> **DIRECTION**
Make an exact copy of all the data.

> **DATASET CONTENT**
--------------------------------------------------

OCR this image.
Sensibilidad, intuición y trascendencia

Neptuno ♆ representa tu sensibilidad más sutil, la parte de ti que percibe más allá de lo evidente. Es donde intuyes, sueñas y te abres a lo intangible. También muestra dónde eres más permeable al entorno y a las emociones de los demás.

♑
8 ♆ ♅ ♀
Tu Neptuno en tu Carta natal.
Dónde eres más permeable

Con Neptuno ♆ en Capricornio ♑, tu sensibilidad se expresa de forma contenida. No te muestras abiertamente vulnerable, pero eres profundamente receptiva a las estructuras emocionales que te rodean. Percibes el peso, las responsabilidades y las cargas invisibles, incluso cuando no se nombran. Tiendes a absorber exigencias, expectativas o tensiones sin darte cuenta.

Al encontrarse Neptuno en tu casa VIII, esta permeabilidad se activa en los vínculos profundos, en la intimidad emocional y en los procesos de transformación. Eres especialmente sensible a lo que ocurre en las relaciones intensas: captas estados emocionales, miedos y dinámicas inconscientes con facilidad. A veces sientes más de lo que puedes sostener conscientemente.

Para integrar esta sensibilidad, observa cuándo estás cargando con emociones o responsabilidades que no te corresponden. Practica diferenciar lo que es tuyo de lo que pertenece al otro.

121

--------------------------------------------------

> **RIGHT ANSWER**
OCR this image.
Sensibilidad, intuición y trascendencia

Neptuno ♆ representa tu sensibilidad más sutil, la parte de ti que percibe más allá de lo evidente. Es donde intuyes, sueñas y te abres a lo intangible. También muestra dónde eres más permeable al entorno y a las emociones de los demás.

♑
8 ♆ ♅ ♀
Tu Neptuno en tu Carta natal.
Dónde eres más permeable

Con Neptuno ♆ en Capricornio ♑, tu sensibilidad se expresa de forma contenida. No te muestras abiertamente vulnerable, pero eres profundamente receptiva a las estructuras emocionales que te rodean. Percibes el peso, las responsabilidades y las cargas invisibles, incluso cuando no se nombran. Tiendes a absorber exigencias, expectativas o tensiones sin darte cuenta.

Al encontrarse Neptuno en tu casa VIII, esta permeabilidad se activa en los vínculos profundos, en la intimidad emocional y en los procesos de transformación. Eres especialmente sensible a lo que ocurre en las relaciones intensas: captas estados emocionales, miedos y dinámicas inconscientes con facilidad. A veces sientes más de lo que puedes sostener conscientemente.

Para integrar esta sensibilidad, observa cuándo estás cargando con emociones o responsabilidades que no te corresponden. Practica diferenciar lo que es tuyo de lo que pertenece al otro.

121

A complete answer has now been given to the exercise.